__OBJECTIVE__. Your task is to copy the lines from the line containing "Serialize everything readable" through the end of the listing below, both included, without any pictures.

__ITEMS__.
((

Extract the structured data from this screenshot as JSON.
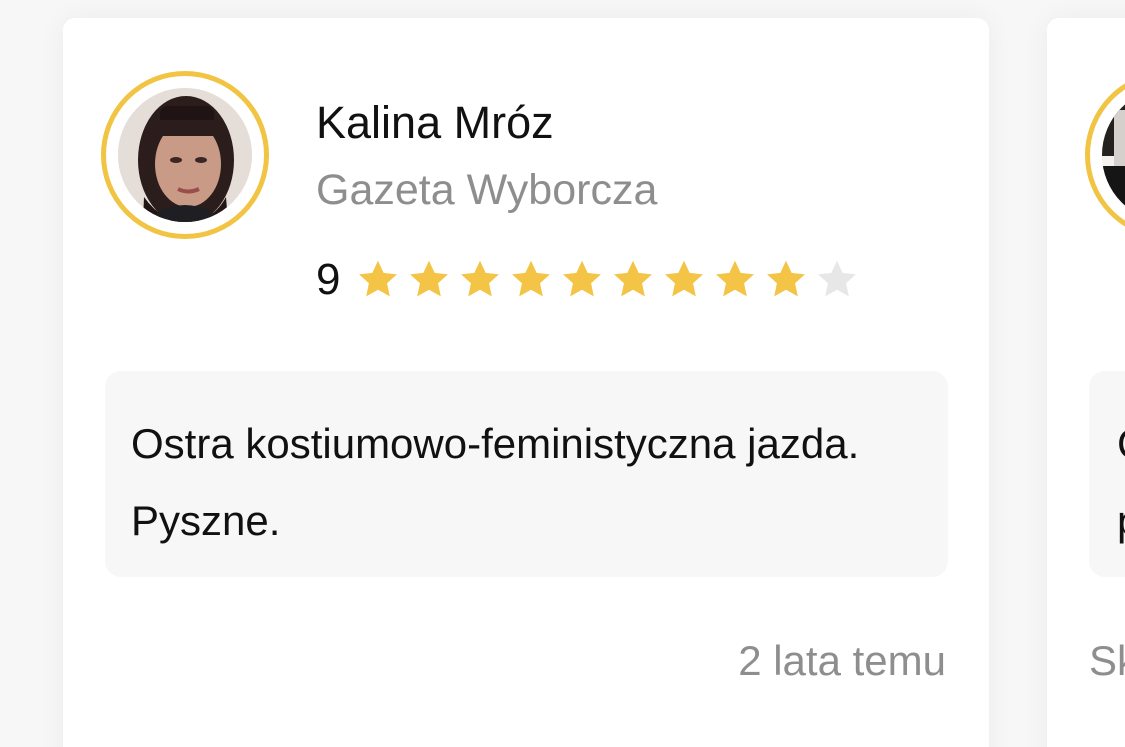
{
  "reviews": [
    {
      "name": "Kalina Mróz",
      "publication": "Gazeta Wyborcza",
      "rating": 9,
      "rating_max": 10,
      "text": "Ostra kostiumowo-feministyczna jazda. Pyszne.",
      "time_ago": "2 lata temu"
    },
    {
      "name": "",
      "publication": "",
      "text_partial": "C\np",
      "time_ago_partial": "Sk"
    }
  ],
  "colors": {
    "accent": "#f1c444",
    "star_filled": "#f3c446",
    "star_empty": "#e7e7e7",
    "muted_text": "#8e8e8e"
  },
  "icons": {
    "star": "star-icon"
  }
}
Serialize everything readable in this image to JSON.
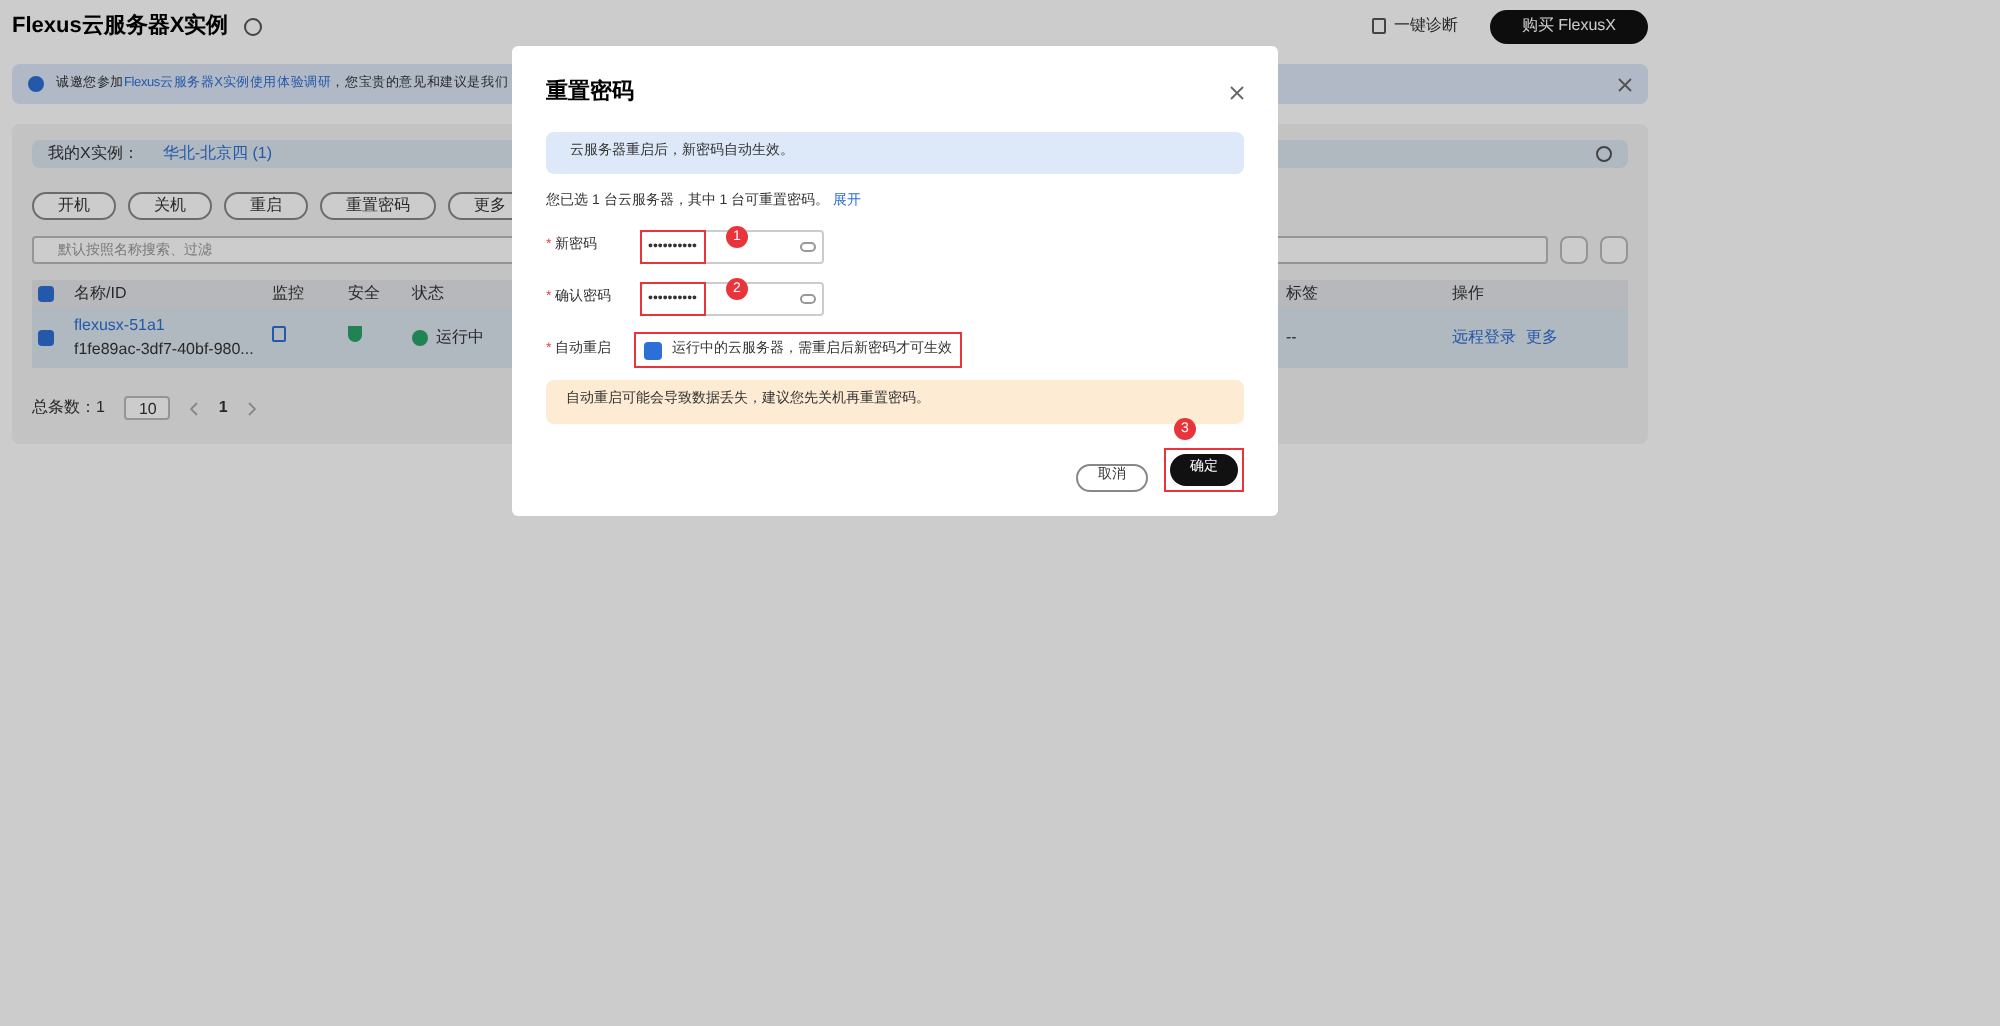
{
  "page": {
    "title": "Flexus云服务器X实例",
    "diagnose": "一键诊断",
    "buy": "购买 FlexusX"
  },
  "banner": {
    "prefix": "诚邀您参加",
    "link": "Flexus云服务器X实例使用体验调研",
    "suffix": "，您宝贵的意见和建议是我们"
  },
  "filter": {
    "label": "我的X实例：",
    "value": "华北-北京四 (1)"
  },
  "toolbar": [
    "开机",
    "关机",
    "重启",
    "重置密码",
    "更多"
  ],
  "search": {
    "placeholder": "默认按照名称搜索、过滤"
  },
  "table": {
    "all_selected": true,
    "columns": [
      "名称/ID",
      "监控",
      "安全",
      "状态",
      "标签",
      "操作"
    ],
    "rows": [
      {
        "selected": true,
        "name": "flexusx-51a1",
        "id": "f1fe89ac-3df7-40bf-980...",
        "status": "运行中",
        "tag": "--",
        "actions": [
          "远程登录",
          "更多"
        ]
      }
    ]
  },
  "pagination": {
    "total": "总条数：1",
    "page_size": "10",
    "pages": [
      {
        "label": "1",
        "selected": true
      }
    ]
  },
  "dialog": {
    "title": "重置密码",
    "info": "云服务器重启后，新密码自动生效。",
    "summary": "您已选 1 台云服务器，其中 1 台可重置密码。",
    "expand": "展开",
    "fields": [
      {
        "label": "新密码",
        "required": "*",
        "value": "••••••••••",
        "marker": "1"
      },
      {
        "label": "确认密码",
        "required": "*",
        "value": "••••••••••",
        "marker": "2"
      }
    ],
    "restart": {
      "label": "自动重启",
      "required": "*",
      "checked": true,
      "text": "运行中的云服务器，需重启后新密码才可生效"
    },
    "warning": "自动重启可能会导致数据丢失，建议您先关机再重置密码。",
    "cancel": "取消",
    "confirm": "确定",
    "confirm_marker": "3"
  }
}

))

__FULL SOLUTION__.
Serialize everything readable in this image to JSON.
{
  "page": {
    "title": "Flexus云服务器X实例",
    "diagnose": "一键诊断",
    "buy": "购买 FlexusX"
  },
  "banner": {
    "prefix": "诚邀您参加",
    "link": "Flexus云服务器X实例使用体验调研",
    "suffix": "，您宝贵的意见和建议是我们"
  },
  "filter": {
    "label": "我的X实例：",
    "value": "华北-北京四 (1)"
  },
  "toolbar": [
    "开机",
    "关机",
    "重启",
    "重置密码",
    "更多"
  ],
  "search": {
    "placeholder": "默认按照名称搜索、过滤"
  },
  "table": {
    "all_selected": true,
    "columns": [
      "名称/ID",
      "监控",
      "安全",
      "状态",
      "标签",
      "操作"
    ],
    "rows": [
      {
        "selected": true,
        "name": "flexusx-51a1",
        "id": "f1fe89ac-3df7-40bf-980...",
        "status": "运行中",
        "tag": "--",
        "actions": [
          "远程登录",
          "更多"
        ]
      }
    ]
  },
  "pagination": {
    "total": "总条数：1",
    "page_size": "10",
    "pages": [
      {
        "label": "1",
        "selected": true
      }
    ]
  },
  "dialog": {
    "title": "重置密码",
    "info": "云服务器重启后，新密码自动生效。",
    "summary": "您已选 1 台云服务器，其中 1 台可重置密码。",
    "expand": "展开",
    "fields": [
      {
        "label": "新密码",
        "required": "*",
        "value": "••••••••••",
        "marker": "1"
      },
      {
        "label": "确认密码",
        "required": "*",
        "value": "••••••••••",
        "marker": "2"
      }
    ],
    "restart": {
      "label": "自动重启",
      "required": "*",
      "checked": true,
      "text": "运行中的云服务器，需重启后新密码才可生效"
    },
    "warning": "自动重启可能会导致数据丢失，建议您先关机再重置密码。",
    "cancel": "取消",
    "confirm": "确定",
    "confirm_marker": "3"
  }
}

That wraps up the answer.